:: Given entries
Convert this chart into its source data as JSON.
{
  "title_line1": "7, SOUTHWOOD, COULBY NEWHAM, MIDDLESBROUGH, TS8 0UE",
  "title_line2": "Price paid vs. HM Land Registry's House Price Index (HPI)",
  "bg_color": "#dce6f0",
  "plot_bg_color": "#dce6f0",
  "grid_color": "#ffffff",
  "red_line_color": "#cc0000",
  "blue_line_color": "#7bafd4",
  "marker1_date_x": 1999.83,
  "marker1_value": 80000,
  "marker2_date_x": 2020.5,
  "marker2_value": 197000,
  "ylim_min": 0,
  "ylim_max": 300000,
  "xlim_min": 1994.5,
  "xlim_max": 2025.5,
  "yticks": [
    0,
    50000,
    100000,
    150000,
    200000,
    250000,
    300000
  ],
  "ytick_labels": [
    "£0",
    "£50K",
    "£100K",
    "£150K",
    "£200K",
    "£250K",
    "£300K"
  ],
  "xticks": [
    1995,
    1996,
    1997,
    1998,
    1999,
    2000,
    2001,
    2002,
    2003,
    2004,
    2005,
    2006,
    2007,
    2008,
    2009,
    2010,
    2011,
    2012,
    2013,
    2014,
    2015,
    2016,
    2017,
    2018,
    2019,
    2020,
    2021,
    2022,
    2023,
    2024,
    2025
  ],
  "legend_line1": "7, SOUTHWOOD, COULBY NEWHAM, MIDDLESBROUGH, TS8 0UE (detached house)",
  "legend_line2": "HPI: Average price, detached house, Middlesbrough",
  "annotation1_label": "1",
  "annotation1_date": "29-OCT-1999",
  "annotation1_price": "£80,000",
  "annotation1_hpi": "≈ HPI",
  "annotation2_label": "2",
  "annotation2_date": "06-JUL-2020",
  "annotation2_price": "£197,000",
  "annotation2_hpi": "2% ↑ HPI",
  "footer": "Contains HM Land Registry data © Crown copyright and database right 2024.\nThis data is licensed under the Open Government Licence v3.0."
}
::::
- _Do this_
Reproduce all data above, unchanged.

- _In response_
Convert this chart into its source data as JSON.
{
  "title_line1": "7, SOUTHWOOD, COULBY NEWHAM, MIDDLESBROUGH, TS8 0UE",
  "title_line2": "Price paid vs. HM Land Registry's House Price Index (HPI)",
  "bg_color": "#dce6f0",
  "plot_bg_color": "#dce6f0",
  "grid_color": "#ffffff",
  "red_line_color": "#cc0000",
  "blue_line_color": "#7bafd4",
  "marker1_date_x": 1999.83,
  "marker1_value": 80000,
  "marker2_date_x": 2020.5,
  "marker2_value": 197000,
  "ylim_min": 0,
  "ylim_max": 300000,
  "xlim_min": 1994.5,
  "xlim_max": 2025.5,
  "yticks": [
    0,
    50000,
    100000,
    150000,
    200000,
    250000,
    300000
  ],
  "ytick_labels": [
    "£0",
    "£50K",
    "£100K",
    "£150K",
    "£200K",
    "£250K",
    "£300K"
  ],
  "xticks": [
    1995,
    1996,
    1997,
    1998,
    1999,
    2000,
    2001,
    2002,
    2003,
    2004,
    2005,
    2006,
    2007,
    2008,
    2009,
    2010,
    2011,
    2012,
    2013,
    2014,
    2015,
    2016,
    2017,
    2018,
    2019,
    2020,
    2021,
    2022,
    2023,
    2024,
    2025
  ],
  "legend_line1": "7, SOUTHWOOD, COULBY NEWHAM, MIDDLESBROUGH, TS8 0UE (detached house)",
  "legend_line2": "HPI: Average price, detached house, Middlesbrough",
  "annotation1_label": "1",
  "annotation1_date": "29-OCT-1999",
  "annotation1_price": "£80,000",
  "annotation1_hpi": "≈ HPI",
  "annotation2_label": "2",
  "annotation2_date": "06-JUL-2020",
  "annotation2_price": "£197,000",
  "annotation2_hpi": "2% ↑ HPI",
  "footer": "Contains HM Land Registry data © Crown copyright and database right 2024.\nThis data is licensed under the Open Government Licence v3.0."
}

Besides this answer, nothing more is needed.